Your goal: Retype the material below word for word, from its first line through the line that contains "legend-marker [522,706,530,714]", and include both of those lines.

——————————

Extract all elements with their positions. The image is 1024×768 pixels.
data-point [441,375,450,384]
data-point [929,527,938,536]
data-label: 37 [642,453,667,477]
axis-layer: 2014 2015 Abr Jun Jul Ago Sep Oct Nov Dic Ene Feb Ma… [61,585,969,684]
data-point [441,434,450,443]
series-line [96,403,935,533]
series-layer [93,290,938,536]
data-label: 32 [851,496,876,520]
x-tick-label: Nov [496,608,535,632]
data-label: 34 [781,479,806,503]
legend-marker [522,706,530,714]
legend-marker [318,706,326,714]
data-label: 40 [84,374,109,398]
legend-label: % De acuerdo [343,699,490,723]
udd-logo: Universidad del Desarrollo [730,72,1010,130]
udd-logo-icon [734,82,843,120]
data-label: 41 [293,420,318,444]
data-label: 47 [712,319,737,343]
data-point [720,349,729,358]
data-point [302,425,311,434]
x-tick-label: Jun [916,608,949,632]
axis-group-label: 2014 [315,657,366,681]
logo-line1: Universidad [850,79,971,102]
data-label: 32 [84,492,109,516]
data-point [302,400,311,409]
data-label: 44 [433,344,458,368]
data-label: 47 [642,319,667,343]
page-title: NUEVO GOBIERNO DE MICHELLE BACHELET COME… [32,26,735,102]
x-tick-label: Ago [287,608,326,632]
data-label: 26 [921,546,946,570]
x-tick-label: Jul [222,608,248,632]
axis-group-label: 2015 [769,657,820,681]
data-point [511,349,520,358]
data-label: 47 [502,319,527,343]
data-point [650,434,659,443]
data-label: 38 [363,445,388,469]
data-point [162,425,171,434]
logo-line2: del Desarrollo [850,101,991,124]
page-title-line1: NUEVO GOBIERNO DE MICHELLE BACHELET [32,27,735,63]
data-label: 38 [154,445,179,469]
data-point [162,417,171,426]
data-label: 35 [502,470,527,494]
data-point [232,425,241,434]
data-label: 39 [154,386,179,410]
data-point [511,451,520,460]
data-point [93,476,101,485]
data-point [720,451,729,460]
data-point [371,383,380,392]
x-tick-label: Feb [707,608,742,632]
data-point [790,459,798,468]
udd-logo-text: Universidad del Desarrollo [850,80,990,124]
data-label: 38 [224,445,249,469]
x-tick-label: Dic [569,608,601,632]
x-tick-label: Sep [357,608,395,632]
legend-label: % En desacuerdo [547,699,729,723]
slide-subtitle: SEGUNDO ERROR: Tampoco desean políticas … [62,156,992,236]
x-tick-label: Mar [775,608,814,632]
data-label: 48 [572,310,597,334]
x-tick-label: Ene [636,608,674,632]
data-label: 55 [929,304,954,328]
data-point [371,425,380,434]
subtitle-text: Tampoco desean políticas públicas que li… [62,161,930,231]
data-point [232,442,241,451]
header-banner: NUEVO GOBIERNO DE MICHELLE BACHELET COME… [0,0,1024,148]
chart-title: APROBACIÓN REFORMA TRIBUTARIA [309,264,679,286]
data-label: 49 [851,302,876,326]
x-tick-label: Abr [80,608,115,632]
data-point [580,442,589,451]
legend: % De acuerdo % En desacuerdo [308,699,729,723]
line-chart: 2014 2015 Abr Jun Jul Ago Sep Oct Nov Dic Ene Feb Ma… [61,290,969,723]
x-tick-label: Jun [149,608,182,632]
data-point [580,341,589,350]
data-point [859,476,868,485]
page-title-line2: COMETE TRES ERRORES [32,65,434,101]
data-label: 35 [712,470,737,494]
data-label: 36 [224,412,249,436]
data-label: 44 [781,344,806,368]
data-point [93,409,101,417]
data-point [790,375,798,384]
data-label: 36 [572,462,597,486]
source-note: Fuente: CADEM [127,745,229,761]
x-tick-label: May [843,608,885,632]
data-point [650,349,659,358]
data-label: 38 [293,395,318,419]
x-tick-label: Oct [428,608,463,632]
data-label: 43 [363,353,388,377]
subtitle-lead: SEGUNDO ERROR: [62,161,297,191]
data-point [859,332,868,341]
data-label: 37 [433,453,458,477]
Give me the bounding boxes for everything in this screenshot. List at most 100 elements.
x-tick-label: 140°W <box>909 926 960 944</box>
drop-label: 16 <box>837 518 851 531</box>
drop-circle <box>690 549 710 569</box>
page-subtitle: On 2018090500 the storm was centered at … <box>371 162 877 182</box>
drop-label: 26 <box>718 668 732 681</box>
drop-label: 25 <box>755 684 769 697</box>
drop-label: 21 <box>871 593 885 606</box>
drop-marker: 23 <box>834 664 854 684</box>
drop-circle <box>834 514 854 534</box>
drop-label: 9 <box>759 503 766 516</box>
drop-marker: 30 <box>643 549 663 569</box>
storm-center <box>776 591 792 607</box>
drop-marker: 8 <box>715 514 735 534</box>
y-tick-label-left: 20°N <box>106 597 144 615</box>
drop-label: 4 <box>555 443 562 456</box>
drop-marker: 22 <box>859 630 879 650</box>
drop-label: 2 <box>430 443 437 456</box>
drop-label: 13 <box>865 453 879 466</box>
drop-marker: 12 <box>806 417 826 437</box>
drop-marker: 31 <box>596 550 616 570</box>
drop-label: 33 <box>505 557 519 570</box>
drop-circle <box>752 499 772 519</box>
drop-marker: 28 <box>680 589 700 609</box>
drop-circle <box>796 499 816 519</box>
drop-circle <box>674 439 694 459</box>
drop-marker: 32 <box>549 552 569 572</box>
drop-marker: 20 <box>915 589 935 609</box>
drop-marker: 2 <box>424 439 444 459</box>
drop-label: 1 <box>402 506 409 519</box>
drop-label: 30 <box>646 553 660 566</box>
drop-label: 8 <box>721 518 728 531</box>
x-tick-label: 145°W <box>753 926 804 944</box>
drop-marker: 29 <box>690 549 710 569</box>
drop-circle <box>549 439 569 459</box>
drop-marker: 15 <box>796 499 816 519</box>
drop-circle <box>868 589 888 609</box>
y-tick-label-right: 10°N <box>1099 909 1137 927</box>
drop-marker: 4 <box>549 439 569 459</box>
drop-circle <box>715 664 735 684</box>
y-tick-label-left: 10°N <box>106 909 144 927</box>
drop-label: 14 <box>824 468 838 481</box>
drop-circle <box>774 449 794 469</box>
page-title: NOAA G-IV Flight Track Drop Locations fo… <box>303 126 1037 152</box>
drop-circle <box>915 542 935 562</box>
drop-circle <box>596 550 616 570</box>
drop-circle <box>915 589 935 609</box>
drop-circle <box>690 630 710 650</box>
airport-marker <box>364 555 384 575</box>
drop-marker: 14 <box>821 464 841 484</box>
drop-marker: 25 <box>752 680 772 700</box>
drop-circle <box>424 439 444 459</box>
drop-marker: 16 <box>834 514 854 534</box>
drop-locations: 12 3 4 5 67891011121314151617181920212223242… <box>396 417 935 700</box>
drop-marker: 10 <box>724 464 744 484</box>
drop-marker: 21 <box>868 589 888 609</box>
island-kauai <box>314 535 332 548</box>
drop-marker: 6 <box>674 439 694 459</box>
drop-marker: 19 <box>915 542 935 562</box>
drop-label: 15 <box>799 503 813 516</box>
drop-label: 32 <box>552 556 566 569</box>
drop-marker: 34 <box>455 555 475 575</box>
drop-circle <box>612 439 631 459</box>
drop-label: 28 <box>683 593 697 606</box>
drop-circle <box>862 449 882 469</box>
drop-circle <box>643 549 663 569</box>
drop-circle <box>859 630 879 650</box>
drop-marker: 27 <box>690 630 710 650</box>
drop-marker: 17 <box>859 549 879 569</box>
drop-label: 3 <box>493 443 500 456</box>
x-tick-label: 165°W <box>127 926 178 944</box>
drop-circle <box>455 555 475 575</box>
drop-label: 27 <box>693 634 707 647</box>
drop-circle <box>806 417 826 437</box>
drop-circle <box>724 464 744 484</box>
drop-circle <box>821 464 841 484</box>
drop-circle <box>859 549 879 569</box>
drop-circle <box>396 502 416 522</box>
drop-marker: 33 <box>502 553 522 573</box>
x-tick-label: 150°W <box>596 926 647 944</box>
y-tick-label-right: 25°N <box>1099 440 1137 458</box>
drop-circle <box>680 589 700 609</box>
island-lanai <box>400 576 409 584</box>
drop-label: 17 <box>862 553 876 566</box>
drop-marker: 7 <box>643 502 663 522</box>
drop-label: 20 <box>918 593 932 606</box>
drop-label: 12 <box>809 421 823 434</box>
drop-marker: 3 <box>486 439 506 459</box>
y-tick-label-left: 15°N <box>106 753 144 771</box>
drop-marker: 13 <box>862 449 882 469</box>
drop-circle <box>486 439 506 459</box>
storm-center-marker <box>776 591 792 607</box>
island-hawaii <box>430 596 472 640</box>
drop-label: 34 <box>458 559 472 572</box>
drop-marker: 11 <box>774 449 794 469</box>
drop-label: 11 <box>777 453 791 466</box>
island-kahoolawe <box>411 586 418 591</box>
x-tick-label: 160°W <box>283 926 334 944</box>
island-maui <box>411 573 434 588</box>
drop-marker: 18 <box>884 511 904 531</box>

——————————

Output below:
Extract all elements with their positions. The image is 1024×768 pixels.
data-point [441,375,450,384]
data-point [929,527,938,536]
data-label: 37 [642,453,667,477]
axis-layer: 2014 2015 Abr Jun Jul Ago Sep Oct Nov Dic Ene Feb Ma… [61,585,969,684]
data-point [441,434,450,443]
series-line [96,403,935,533]
series-layer [93,290,938,536]
data-label: 32 [851,496,876,520]
x-tick-label: Nov [496,608,535,632]
data-label: 34 [781,479,806,503]
legend-marker [522,706,530,714]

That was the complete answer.